▶ **TASK OBJECTIVE**
Repeat the records below exactly, leaving out any pictures.

▶ **EXTRACTED ENTRIES**
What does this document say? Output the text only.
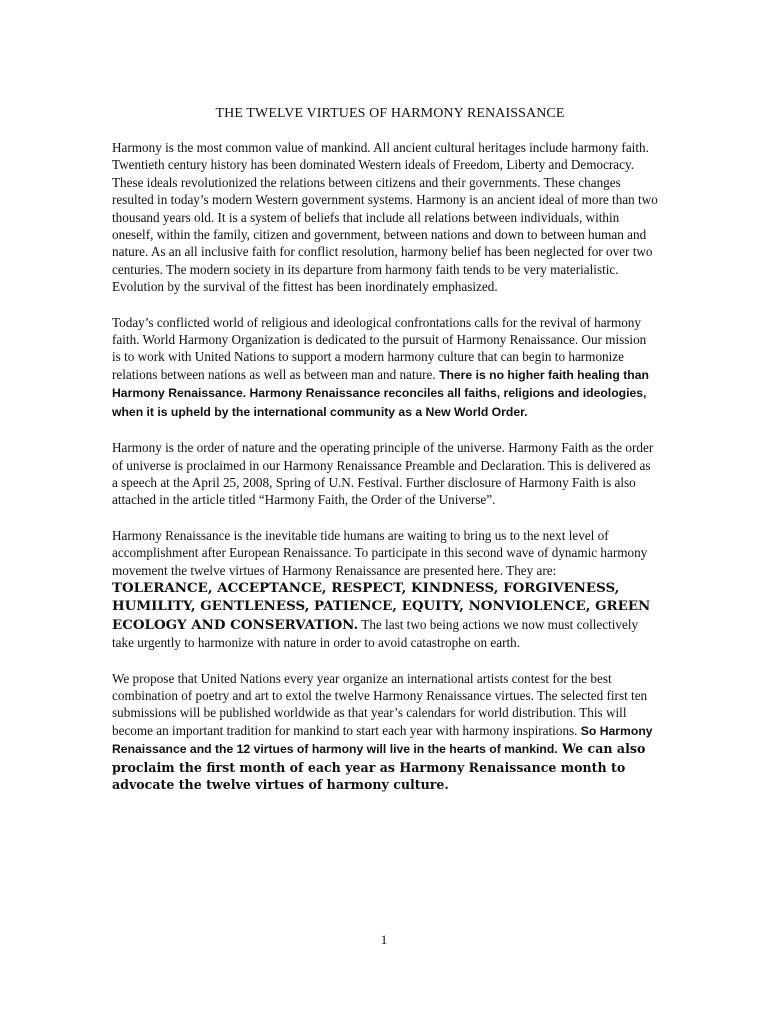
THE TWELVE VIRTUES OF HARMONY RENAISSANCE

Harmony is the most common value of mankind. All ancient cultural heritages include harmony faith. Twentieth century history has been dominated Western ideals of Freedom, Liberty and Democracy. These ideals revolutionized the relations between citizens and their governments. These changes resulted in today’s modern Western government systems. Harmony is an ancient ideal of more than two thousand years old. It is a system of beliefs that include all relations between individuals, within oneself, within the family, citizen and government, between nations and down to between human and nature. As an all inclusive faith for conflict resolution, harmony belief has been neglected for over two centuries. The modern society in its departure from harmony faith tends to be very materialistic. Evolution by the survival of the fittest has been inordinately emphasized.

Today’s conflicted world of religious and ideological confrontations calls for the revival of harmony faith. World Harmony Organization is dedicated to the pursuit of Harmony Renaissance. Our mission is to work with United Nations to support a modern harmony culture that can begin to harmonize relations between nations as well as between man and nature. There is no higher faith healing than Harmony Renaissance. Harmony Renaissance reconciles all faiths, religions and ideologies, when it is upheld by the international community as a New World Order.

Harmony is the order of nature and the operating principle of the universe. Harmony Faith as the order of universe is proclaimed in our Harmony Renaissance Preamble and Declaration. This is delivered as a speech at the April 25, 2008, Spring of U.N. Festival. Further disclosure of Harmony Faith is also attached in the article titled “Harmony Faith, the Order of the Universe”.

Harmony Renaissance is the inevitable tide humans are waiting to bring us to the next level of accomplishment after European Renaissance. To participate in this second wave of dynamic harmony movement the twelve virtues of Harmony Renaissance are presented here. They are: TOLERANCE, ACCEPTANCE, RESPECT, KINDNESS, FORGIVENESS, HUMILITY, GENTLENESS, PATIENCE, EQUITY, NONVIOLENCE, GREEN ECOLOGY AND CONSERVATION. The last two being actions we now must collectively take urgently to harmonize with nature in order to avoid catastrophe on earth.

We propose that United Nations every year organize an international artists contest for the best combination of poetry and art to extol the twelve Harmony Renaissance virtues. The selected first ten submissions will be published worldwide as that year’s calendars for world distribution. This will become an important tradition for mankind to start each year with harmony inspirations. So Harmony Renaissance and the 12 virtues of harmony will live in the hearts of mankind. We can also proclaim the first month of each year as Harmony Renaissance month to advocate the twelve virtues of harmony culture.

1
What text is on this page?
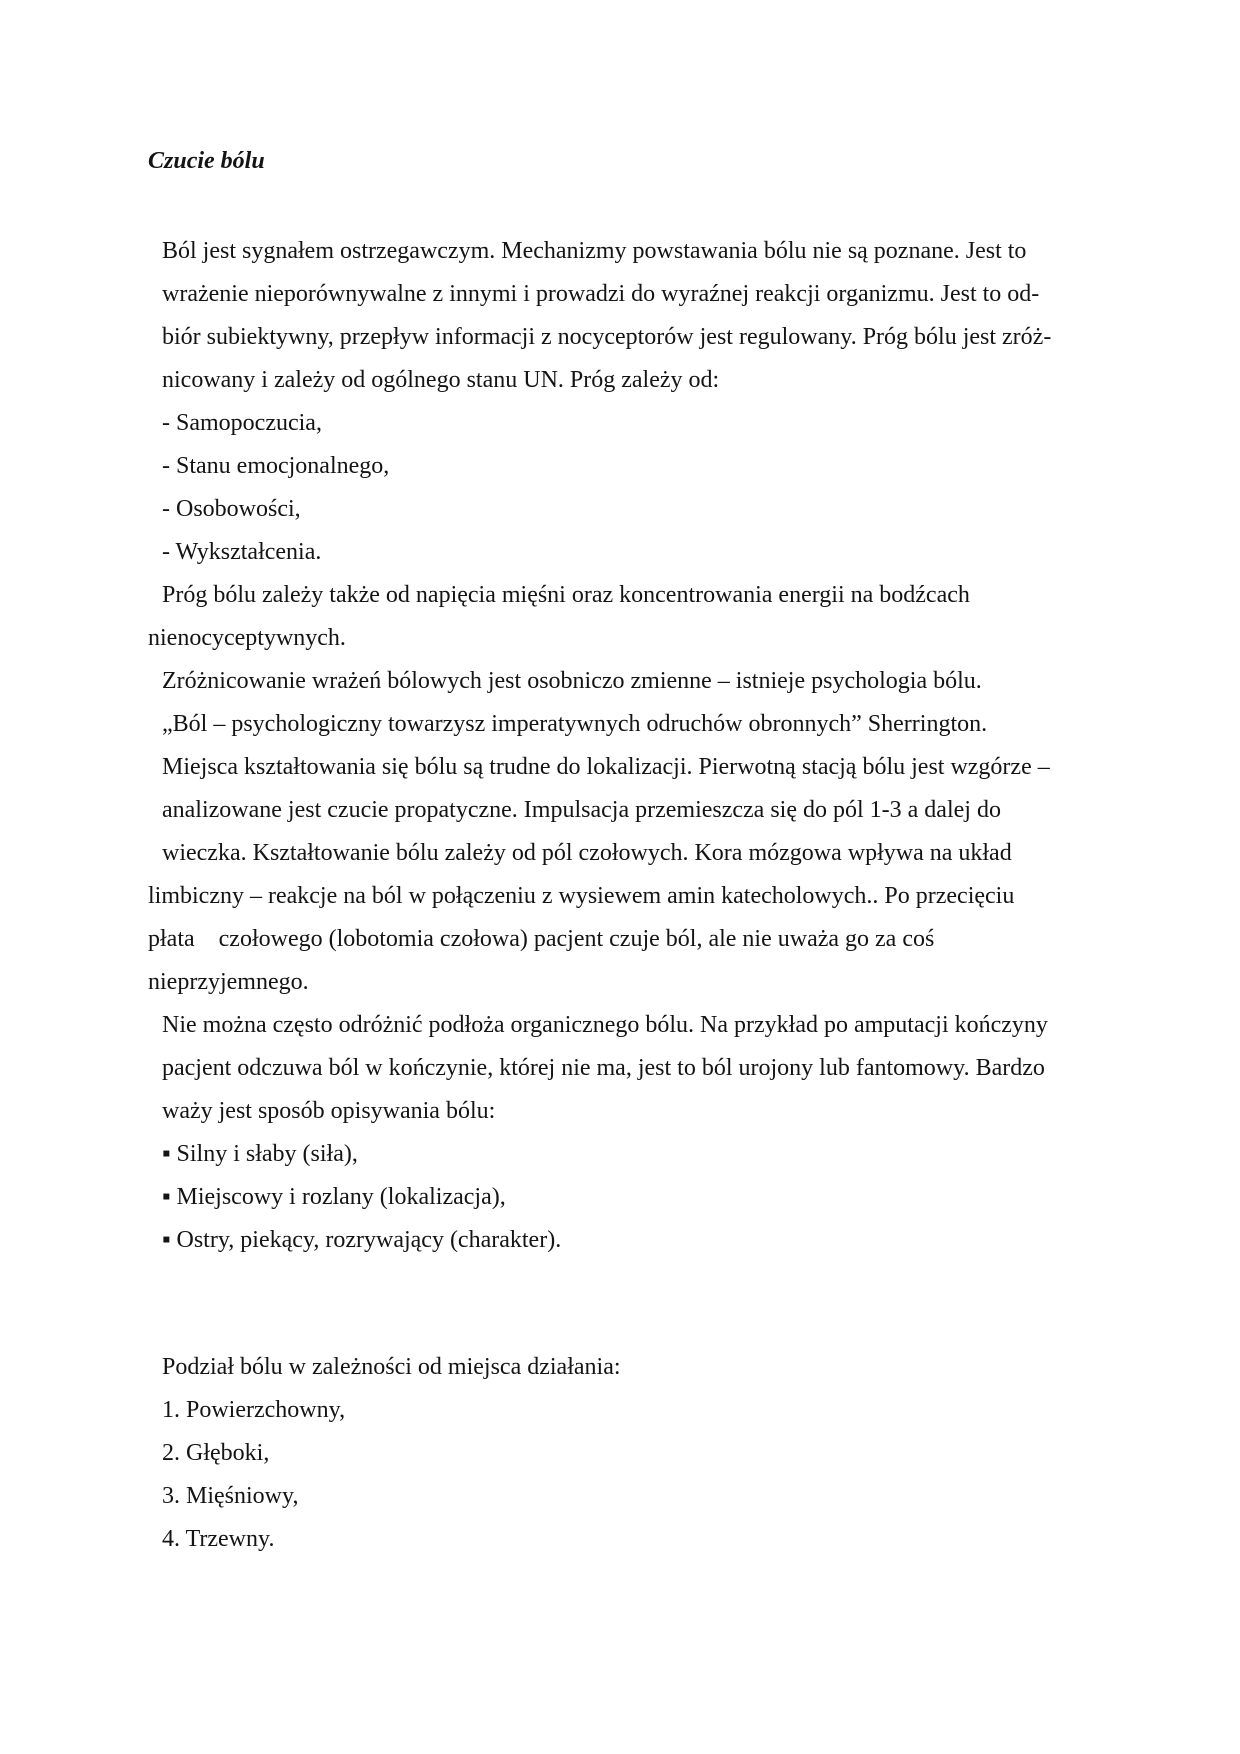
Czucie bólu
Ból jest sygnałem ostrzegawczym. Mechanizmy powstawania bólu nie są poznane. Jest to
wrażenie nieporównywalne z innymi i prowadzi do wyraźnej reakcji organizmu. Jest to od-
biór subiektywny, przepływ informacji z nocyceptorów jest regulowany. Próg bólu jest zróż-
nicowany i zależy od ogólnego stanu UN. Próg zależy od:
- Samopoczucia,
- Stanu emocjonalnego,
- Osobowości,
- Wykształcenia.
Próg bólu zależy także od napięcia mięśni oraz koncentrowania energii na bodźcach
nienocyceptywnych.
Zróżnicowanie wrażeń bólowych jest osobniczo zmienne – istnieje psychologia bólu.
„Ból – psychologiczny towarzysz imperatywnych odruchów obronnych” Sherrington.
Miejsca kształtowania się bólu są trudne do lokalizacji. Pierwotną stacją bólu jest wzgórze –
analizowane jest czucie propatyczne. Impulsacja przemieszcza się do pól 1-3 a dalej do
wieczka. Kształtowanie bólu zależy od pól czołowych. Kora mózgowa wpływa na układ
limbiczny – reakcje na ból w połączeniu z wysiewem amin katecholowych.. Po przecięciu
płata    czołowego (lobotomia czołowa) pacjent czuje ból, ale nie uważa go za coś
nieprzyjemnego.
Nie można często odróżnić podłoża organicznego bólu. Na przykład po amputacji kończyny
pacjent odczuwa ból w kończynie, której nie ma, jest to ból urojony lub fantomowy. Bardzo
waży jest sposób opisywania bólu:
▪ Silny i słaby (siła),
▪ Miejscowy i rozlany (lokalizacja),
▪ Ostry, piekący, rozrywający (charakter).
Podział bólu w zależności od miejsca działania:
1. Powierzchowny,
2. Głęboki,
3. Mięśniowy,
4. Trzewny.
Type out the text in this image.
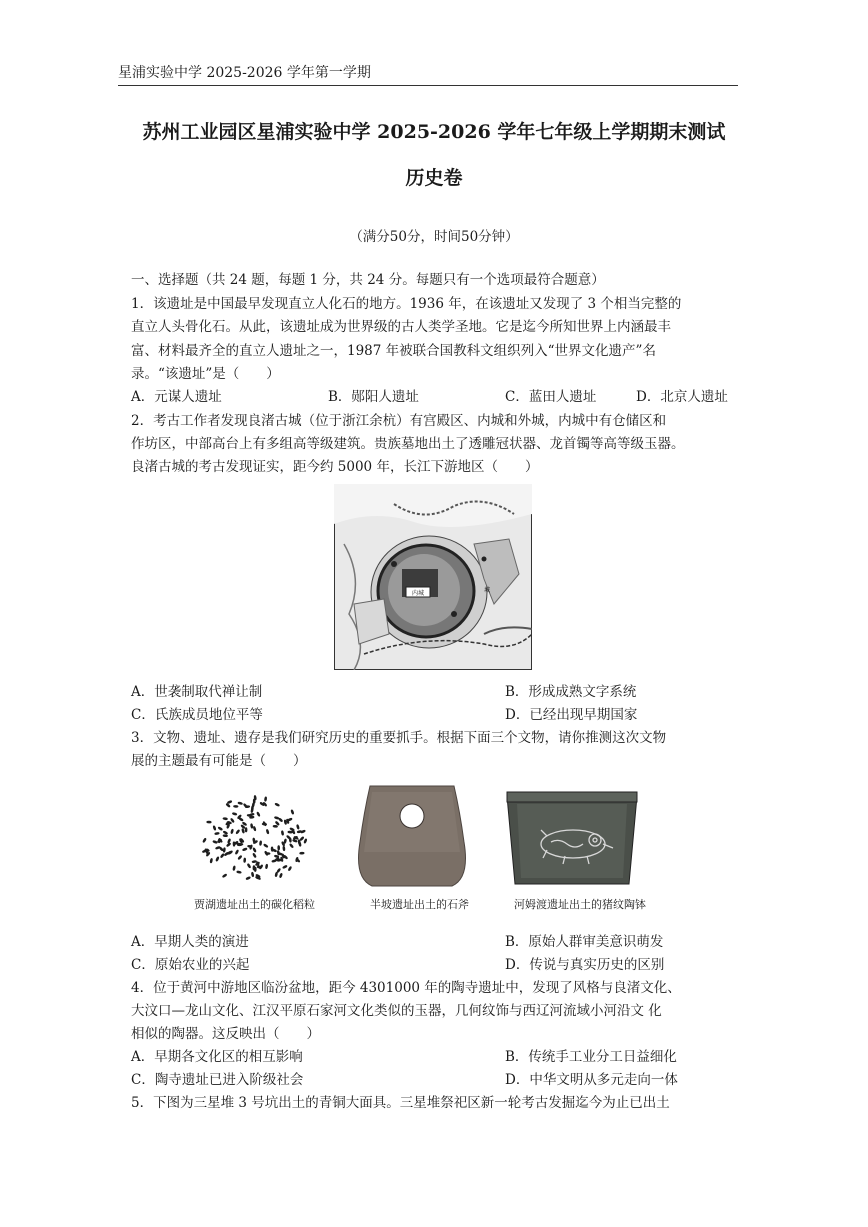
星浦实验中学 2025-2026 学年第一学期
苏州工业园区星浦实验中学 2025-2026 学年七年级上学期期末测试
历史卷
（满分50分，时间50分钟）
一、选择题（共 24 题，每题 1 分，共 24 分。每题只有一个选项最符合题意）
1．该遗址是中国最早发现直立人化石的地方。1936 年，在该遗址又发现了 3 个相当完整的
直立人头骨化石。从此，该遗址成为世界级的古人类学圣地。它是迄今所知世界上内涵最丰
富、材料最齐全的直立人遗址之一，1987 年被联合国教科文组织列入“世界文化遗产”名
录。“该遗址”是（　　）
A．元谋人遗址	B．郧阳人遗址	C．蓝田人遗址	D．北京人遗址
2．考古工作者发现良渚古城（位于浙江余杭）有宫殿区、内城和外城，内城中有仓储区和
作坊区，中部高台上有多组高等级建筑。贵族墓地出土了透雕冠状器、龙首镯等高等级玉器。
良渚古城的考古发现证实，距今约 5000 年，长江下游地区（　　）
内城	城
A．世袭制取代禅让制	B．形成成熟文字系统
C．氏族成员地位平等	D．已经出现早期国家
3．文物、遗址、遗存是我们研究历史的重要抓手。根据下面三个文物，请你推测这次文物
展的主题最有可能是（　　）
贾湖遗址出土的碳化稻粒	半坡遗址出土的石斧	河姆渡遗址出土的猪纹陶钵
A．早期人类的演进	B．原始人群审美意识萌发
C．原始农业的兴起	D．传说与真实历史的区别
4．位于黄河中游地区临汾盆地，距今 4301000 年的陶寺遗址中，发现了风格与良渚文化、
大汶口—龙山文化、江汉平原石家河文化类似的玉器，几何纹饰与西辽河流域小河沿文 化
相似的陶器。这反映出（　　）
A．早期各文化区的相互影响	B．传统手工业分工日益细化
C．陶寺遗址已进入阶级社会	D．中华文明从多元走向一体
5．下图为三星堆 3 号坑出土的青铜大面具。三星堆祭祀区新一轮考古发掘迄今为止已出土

▶ **WRITTEN REPLY**
What does this document say? Output the text only.
THE TWELVE VIRTUES OF HARMONY RENAISSANCE

Harmony is the most common value of mankind. All ancient cultural heritages include harmony faith. Twentieth century history has been dominated Western ideals of Freedom, Liberty and Democracy. These ideals revolutionized the relations between citizens and their governments. These changes resulted in today’s modern Western government systems. Harmony is an ancient ideal of more than two thousand years old. It is a system of beliefs that include all relations between individuals, within oneself, within the family, citizen and government, between nations and down to between human and nature. As an all inclusive faith for conflict resolution, harmony belief has been neglected for over two centuries. The modern society in its departure from harmony faith tends to be very materialistic. Evolution by the survival of the fittest has been inordinately emphasized.

Today’s conflicted world of religious and ideological confrontations calls for the revival of harmony faith. World Harmony Organization is dedicated to the pursuit of Harmony Renaissance. Our mission is to work with United Nations to support a modern harmony culture that can begin to harmonize relations between nations as well as between man and nature. There is no higher faith healing than Harmony Renaissance. Harmony Renaissance reconciles all faiths, religions and ideologies, when it is upheld by the international community as a New World Order.

Harmony is the order of nature and the operating principle of the universe. Harmony Faith as the order of universe is proclaimed in our Harmony Renaissance Preamble and Declaration. This is delivered as a speech at the April 25, 2008, Spring of U.N. Festival. Further disclosure of Harmony Faith is also attached in the article titled “Harmony Faith, the Order of the Universe”.

Harmony Renaissance is the inevitable tide humans are waiting to bring us to the next level of accomplishment after European Renaissance. To participate in this second wave of dynamic harmony movement the twelve virtues of Harmony Renaissance are presented here. They are: TOLERANCE, ACCEPTANCE, RESPECT, KINDNESS, FORGIVENESS, HUMILITY, GENTLENESS, PATIENCE, EQUITY, NONVIOLENCE, GREEN ECOLOGY AND CONSERVATION. The last two being actions we now must collectively take urgently to harmonize with nature in order to avoid catastrophe on earth.

We propose that United Nations every year organize an international artists contest for the best combination of poetry and art to extol the twelve Harmony Renaissance virtues. The selected first ten submissions will be published worldwide as that year’s calendars for world distribution. This will become an important tradition for mankind to start each year with harmony inspirations. So Harmony Renaissance and the 12 virtues of harmony will live in the hearts of mankind. We can also proclaim the first month of each year as Harmony Renaissance month to advocate the twelve virtues of harmony culture.

1
What text is on this page?
Czucie bólu
Ból jest sygnałem ostrzegawczym. Mechanizmy powstawania bólu nie są poznane. Jest to
wrażenie nieporównywalne z innymi i prowadzi do wyraźnej reakcji organizmu. Jest to od-
biór subiektywny, przepływ informacji z nocyceptorów jest regulowany. Próg bólu jest zróż-
nicowany i zależy od ogólnego stanu UN. Próg zależy od:
- Samopoczucia,
- Stanu emocjonalnego,
- Osobowości,
- Wykształcenia.
Próg bólu zależy także od napięcia mięśni oraz koncentrowania energii na bodźcach
nienocyceptywnych.
Zróżnicowanie wrażeń bólowych jest osobniczo zmienne – istnieje psychologia bólu.
„Ból – psychologiczny towarzysz imperatywnych odruchów obronnych” Sherrington.
Miejsca kształtowania się bólu są trudne do lokalizacji. Pierwotną stacją bólu jest wzgórze –
analizowane jest czucie propatyczne. Impulsacja przemieszcza się do pól 1-3 a dalej do
wieczka. Kształtowanie bólu zależy od pól czołowych. Kora mózgowa wpływa na układ
limbiczny – reakcje na ból w połączeniu z wysiewem amin katecholowych.. Po przecięciu
płata    czołowego (lobotomia czołowa) pacjent czuje ból, ale nie uważa go za coś
nieprzyjemnego.
Nie można często odróżnić podłoża organicznego bólu. Na przykład po amputacji kończyny
pacjent odczuwa ból w kończynie, której nie ma, jest to ból urojony lub fantomowy. Bardzo
waży jest sposób opisywania bólu:
▪ Silny i słaby (siła),
▪ Miejscowy i rozlany (lokalizacja),
▪ Ostry, piekący, rozrywający (charakter).
Podział bólu w zależności od miejsca działania:
1. Powierzchowny,
2. Głęboki,
3. Mięśniowy,
4. Trzewny.
Type out the text in this image.
星浦实验中学 2025-2026 学年第一学期
苏州工业园区星浦实验中学 2025-2026 学年七年级上学期期末测试
历史卷
（满分50分，时间50分钟）
一、选择题（共 24 题，每题 1 分，共 24 分。每题只有一个选项最符合题意）
1．该遗址是中国最早发现直立人化石的地方。1936 年，在该遗址又发现了 3 个相当完整的
直立人头骨化石。从此，该遗址成为世界级的古人类学圣地。它是迄今所知世界上内涵最丰
富、材料最齐全的直立人遗址之一，1987 年被联合国教科文组织列入“世界文化遗产”名
录。“该遗址”是（　　）
A．元谋人遗址	B．郧阳人遗址	C．蓝田人遗址	D．北京人遗址
2．考古工作者发现良渚古城（位于浙江余杭）有宫殿区、内城和外城，内城中有仓储区和
作坊区，中部高台上有多组高等级建筑。贵族墓地出土了透雕冠状器、龙首镯等高等级玉器。
良渚古城的考古发现证实，距今约 5000 年，长江下游地区（　　）
内城	城
A．世袭制取代禅让制	B．形成成熟文字系统
C．氏族成员地位平等	D．已经出现早期国家
3．文物、遗址、遗存是我们研究历史的重要抓手。根据下面三个文物，请你推测这次文物
展的主题最有可能是（　　）
贾湖遗址出土的碳化稻粒	半坡遗址出土的石斧	河姆渡遗址出土的猪纹陶钵
A．早期人类的演进	B．原始人群审美意识萌发
C．原始农业的兴起	D．传说与真实历史的区别
4．位于黄河中游地区临汾盆地，距今 4301000 年的陶寺遗址中，发现了风格与良渚文化、
大汶口—龙山文化、江汉平原石家河文化类似的玉器，几何纹饰与西辽河流域小河沿文 化
相似的陶器。这反映出（　　）
A．早期各文化区的相互影响	B．传统手工业分工日益细化
C．陶寺遗址已进入阶级社会	D．中华文明从多元走向一体
5．下图为三星堆 3 号坑出土的青铜大面具。三星堆祭祀区新一轮考古发掘迄今为止已出土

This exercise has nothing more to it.